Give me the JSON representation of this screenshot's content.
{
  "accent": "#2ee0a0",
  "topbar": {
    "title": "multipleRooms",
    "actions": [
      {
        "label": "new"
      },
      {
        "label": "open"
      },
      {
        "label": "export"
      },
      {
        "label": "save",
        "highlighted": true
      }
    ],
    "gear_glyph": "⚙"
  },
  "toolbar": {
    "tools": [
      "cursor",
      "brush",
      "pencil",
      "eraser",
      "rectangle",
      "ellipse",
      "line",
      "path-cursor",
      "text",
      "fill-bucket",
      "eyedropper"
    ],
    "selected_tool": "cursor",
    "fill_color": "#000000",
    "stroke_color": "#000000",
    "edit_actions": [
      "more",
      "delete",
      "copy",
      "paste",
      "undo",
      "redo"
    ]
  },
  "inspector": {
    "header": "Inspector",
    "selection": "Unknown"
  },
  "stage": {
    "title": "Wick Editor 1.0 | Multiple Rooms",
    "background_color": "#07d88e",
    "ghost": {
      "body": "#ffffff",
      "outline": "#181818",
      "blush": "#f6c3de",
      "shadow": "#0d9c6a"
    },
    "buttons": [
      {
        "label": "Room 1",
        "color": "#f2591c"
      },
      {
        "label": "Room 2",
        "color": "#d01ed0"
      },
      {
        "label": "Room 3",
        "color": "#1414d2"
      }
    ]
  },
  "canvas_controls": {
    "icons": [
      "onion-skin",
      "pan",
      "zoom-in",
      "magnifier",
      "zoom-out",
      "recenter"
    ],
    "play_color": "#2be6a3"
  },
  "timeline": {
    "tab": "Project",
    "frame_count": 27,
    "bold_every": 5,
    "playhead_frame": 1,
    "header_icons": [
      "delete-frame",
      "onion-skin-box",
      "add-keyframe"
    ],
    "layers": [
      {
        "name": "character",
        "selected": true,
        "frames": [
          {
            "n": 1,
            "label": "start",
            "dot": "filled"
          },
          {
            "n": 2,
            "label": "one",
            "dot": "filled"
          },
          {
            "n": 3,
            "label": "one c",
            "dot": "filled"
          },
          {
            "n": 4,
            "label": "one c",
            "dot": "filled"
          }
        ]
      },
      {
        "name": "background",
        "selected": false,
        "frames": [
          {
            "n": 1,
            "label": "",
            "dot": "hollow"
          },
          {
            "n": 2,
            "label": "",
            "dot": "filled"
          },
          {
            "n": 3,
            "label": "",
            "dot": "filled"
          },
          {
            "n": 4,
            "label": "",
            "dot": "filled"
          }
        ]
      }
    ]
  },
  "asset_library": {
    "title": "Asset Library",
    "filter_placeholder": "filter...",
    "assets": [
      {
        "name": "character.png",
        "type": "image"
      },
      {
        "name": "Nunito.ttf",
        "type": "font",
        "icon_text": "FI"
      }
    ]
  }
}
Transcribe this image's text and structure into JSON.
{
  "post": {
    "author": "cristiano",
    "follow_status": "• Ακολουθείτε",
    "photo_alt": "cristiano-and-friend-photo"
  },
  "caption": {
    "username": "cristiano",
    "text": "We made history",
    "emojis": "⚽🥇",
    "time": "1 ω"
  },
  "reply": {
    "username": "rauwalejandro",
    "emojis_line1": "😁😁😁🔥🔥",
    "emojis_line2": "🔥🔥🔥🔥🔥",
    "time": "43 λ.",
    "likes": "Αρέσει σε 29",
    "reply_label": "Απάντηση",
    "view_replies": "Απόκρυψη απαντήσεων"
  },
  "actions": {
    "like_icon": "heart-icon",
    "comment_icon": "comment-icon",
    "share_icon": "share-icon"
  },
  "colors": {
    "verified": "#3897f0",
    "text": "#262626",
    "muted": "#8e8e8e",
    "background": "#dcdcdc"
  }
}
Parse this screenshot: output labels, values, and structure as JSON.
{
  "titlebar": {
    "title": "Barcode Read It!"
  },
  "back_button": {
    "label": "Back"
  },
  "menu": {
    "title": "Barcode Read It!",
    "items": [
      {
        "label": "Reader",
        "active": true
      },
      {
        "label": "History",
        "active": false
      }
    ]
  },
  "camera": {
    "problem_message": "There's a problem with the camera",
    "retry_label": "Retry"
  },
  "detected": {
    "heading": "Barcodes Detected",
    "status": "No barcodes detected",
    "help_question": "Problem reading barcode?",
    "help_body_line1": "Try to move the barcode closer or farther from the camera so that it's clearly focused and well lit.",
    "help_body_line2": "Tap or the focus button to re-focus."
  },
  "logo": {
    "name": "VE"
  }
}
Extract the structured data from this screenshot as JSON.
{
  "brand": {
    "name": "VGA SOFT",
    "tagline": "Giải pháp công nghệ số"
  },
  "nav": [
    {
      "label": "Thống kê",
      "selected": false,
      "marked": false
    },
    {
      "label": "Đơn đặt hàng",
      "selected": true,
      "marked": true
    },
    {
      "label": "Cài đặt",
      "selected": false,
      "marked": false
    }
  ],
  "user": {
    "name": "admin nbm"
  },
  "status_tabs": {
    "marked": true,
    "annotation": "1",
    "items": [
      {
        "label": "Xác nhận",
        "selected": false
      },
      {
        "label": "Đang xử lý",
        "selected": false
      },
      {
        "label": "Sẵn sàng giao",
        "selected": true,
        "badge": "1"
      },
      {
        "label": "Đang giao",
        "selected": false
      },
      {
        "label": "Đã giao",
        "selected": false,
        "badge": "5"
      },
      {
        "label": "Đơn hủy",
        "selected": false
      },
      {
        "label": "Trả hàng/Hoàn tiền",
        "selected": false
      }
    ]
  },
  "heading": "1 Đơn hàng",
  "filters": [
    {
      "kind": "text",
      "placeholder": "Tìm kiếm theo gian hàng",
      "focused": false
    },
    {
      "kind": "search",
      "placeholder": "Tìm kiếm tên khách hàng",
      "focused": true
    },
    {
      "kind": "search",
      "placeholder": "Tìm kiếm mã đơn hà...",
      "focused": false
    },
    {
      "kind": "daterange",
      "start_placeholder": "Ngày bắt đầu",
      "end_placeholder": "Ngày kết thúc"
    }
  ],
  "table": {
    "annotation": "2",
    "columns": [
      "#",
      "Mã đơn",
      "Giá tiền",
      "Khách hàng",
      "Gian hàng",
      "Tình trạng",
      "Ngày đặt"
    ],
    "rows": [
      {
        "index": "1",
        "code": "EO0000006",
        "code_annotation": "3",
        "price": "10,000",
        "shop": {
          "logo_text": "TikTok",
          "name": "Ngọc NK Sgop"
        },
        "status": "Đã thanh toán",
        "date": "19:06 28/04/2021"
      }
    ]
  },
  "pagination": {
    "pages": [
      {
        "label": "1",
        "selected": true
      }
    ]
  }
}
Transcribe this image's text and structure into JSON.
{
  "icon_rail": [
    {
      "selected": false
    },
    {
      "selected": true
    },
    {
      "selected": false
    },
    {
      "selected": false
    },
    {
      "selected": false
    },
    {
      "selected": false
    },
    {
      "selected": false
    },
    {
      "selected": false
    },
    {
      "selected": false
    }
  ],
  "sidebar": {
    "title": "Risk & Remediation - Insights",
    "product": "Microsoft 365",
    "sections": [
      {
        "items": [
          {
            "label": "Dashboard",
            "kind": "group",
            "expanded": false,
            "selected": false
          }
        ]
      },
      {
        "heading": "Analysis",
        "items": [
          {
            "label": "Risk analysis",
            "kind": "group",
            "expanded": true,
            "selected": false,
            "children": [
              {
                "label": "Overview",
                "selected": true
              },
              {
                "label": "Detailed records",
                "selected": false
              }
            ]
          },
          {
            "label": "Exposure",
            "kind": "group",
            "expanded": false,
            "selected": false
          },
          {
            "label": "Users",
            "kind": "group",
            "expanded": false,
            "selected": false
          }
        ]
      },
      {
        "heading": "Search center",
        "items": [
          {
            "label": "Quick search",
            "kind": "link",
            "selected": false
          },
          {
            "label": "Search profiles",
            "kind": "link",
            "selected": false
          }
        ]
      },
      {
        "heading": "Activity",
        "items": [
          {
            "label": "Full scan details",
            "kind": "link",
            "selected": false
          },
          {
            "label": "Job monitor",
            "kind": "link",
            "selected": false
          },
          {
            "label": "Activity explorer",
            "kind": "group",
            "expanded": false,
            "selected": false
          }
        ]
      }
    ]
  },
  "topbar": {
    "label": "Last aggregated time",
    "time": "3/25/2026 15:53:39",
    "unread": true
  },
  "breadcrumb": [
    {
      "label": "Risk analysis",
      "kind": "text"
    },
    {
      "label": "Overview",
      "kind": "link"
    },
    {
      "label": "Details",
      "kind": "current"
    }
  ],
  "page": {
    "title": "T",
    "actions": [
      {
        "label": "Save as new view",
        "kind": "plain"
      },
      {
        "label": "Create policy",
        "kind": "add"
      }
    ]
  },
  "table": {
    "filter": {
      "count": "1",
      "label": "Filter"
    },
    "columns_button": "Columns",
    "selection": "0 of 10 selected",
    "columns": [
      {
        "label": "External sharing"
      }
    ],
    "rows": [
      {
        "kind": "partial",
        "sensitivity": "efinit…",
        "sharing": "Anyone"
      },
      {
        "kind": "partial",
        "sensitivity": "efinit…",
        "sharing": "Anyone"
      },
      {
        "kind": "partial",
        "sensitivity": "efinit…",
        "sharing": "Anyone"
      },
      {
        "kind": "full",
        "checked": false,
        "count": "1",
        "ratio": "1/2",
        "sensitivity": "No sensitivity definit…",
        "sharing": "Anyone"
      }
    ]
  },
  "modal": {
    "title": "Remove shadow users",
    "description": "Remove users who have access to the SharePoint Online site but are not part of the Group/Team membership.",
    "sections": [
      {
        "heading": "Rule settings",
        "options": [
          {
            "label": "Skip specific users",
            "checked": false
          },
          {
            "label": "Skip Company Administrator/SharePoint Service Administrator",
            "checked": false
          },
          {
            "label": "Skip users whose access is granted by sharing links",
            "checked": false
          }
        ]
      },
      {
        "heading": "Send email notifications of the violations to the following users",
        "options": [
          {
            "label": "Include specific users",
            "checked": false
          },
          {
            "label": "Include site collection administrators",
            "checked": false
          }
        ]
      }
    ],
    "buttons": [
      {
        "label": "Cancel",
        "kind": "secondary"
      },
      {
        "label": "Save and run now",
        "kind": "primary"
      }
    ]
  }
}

### To be done:
Within the data above, pick out all lines holding the word "heading".

### Answer for this exercise:
    "heading": "Barcodes Detected",
  "heading": "1 Đơn hàng",
        "heading": "Analysis",
        "heading": "Search center",
        "heading": "Activity",
        "heading": "Rule settings",
        "heading": "Send email notifications of the violations to the following users",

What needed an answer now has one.